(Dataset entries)
# # # #
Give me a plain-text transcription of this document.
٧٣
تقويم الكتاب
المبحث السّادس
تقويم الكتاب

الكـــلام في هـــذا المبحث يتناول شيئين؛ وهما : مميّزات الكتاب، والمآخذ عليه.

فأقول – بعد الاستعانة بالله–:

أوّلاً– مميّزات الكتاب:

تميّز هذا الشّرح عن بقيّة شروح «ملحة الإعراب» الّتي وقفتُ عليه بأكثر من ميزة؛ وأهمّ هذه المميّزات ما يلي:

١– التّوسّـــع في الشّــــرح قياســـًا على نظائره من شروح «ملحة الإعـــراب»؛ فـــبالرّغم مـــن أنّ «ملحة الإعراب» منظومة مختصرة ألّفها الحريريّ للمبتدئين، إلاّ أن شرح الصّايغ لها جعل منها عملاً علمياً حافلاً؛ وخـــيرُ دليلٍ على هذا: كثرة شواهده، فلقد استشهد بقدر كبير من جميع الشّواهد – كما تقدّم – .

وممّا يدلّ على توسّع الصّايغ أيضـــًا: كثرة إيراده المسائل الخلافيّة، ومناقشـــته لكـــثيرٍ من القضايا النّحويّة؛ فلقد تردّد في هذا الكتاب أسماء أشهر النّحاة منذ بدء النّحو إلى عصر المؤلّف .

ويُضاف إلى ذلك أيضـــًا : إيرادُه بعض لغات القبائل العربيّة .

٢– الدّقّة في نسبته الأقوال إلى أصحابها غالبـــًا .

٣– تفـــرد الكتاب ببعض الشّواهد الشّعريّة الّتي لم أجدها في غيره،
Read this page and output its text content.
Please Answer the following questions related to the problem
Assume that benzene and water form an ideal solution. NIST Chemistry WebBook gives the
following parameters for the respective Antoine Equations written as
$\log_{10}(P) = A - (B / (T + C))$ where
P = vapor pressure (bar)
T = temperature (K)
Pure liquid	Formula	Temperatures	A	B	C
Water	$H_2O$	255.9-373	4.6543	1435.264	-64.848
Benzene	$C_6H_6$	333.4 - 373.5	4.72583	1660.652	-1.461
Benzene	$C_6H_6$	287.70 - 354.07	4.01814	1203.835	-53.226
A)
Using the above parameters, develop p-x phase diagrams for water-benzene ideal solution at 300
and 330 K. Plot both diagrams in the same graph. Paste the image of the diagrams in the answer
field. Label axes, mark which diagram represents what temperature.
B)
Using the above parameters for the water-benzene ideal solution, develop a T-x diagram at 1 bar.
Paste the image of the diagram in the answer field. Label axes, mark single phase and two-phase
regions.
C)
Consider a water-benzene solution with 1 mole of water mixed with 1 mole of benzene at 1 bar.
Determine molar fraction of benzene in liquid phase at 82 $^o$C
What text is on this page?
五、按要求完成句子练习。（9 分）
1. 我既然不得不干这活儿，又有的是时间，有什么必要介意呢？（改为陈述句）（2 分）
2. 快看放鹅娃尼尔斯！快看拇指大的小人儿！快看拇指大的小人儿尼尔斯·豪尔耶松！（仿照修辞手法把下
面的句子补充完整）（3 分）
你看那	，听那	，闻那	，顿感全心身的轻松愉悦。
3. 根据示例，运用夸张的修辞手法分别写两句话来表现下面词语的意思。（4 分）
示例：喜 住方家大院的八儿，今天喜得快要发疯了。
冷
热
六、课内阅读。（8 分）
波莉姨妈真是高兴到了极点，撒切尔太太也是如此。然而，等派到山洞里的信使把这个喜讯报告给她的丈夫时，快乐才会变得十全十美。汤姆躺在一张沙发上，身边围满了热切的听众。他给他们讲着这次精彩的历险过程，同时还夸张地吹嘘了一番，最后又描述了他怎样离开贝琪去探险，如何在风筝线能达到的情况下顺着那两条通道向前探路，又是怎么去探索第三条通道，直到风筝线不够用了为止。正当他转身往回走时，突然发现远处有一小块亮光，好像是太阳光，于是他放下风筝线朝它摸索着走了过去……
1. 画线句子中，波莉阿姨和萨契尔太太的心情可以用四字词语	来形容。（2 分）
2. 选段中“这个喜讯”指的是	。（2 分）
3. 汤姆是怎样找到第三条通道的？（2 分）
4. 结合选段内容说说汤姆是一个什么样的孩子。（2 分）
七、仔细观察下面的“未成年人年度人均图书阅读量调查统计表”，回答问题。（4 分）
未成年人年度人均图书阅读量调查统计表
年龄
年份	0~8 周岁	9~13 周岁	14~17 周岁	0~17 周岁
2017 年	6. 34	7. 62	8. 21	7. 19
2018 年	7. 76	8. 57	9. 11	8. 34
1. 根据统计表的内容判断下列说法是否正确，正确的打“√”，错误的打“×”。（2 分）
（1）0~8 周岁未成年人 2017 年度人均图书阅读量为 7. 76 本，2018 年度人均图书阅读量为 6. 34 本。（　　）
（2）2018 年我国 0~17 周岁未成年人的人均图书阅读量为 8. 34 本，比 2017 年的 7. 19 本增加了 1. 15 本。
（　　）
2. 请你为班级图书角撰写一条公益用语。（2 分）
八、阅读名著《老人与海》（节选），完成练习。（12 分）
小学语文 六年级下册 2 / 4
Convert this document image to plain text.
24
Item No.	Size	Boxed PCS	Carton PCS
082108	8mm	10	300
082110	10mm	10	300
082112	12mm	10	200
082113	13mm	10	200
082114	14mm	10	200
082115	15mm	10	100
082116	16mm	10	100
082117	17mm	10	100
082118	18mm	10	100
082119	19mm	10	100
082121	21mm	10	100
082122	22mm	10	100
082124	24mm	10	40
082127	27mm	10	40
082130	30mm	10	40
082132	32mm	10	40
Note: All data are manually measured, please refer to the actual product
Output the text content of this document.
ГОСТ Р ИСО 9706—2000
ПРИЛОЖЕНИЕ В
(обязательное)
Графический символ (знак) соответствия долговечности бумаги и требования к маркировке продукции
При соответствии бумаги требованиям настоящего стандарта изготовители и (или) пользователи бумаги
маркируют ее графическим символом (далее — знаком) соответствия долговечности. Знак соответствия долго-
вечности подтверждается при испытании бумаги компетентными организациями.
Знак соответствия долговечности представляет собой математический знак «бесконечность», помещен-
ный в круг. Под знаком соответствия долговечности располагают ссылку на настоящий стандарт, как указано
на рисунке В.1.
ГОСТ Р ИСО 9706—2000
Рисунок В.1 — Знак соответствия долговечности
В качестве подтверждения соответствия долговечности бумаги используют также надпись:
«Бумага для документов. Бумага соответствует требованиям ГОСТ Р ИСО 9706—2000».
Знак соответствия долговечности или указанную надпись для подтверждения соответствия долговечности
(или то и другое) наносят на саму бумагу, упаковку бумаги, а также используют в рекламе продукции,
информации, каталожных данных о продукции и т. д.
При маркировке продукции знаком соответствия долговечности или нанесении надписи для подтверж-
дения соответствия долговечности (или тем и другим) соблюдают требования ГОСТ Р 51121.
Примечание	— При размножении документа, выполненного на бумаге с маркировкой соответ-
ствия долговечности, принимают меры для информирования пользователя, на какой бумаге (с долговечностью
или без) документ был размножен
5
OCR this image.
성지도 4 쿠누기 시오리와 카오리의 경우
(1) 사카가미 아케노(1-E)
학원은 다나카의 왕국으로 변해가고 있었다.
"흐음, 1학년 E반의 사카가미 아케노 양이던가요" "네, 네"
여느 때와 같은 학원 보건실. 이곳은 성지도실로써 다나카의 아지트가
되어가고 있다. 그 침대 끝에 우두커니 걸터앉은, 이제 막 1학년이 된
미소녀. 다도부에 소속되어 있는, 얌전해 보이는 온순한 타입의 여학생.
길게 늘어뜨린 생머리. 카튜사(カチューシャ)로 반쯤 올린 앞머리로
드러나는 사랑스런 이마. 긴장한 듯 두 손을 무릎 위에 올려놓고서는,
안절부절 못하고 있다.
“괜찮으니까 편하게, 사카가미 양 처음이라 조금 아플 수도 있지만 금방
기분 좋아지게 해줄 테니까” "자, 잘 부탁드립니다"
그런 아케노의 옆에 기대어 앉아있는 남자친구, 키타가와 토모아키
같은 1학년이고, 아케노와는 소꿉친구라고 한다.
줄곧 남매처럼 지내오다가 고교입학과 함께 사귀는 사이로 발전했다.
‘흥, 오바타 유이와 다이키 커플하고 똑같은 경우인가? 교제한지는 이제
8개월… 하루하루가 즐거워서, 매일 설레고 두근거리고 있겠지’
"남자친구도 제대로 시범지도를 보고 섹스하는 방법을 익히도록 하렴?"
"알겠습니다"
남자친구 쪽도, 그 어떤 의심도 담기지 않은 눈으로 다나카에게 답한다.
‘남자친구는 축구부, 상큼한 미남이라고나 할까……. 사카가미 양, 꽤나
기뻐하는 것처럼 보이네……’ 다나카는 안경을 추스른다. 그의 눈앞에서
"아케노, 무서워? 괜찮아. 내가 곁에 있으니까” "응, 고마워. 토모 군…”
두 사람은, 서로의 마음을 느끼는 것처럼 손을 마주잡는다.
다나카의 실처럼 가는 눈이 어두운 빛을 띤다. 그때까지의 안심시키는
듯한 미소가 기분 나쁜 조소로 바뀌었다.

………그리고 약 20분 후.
# # # #
▶ [TASK REQUIREMENTS] Gather each line of the records holding the string "знаком".

▶ [TASK ANSWER]
маркируют ее графическим символом (далее — знаком) соответствия долговечности. Знак соответствия долго-
ный в круг. Под знаком соответствия долговечности располагают ссылку на настоящий стандарт, как указано
При маркировке продукции знаком соответствия долговечности или нанесении надписи для подтверж-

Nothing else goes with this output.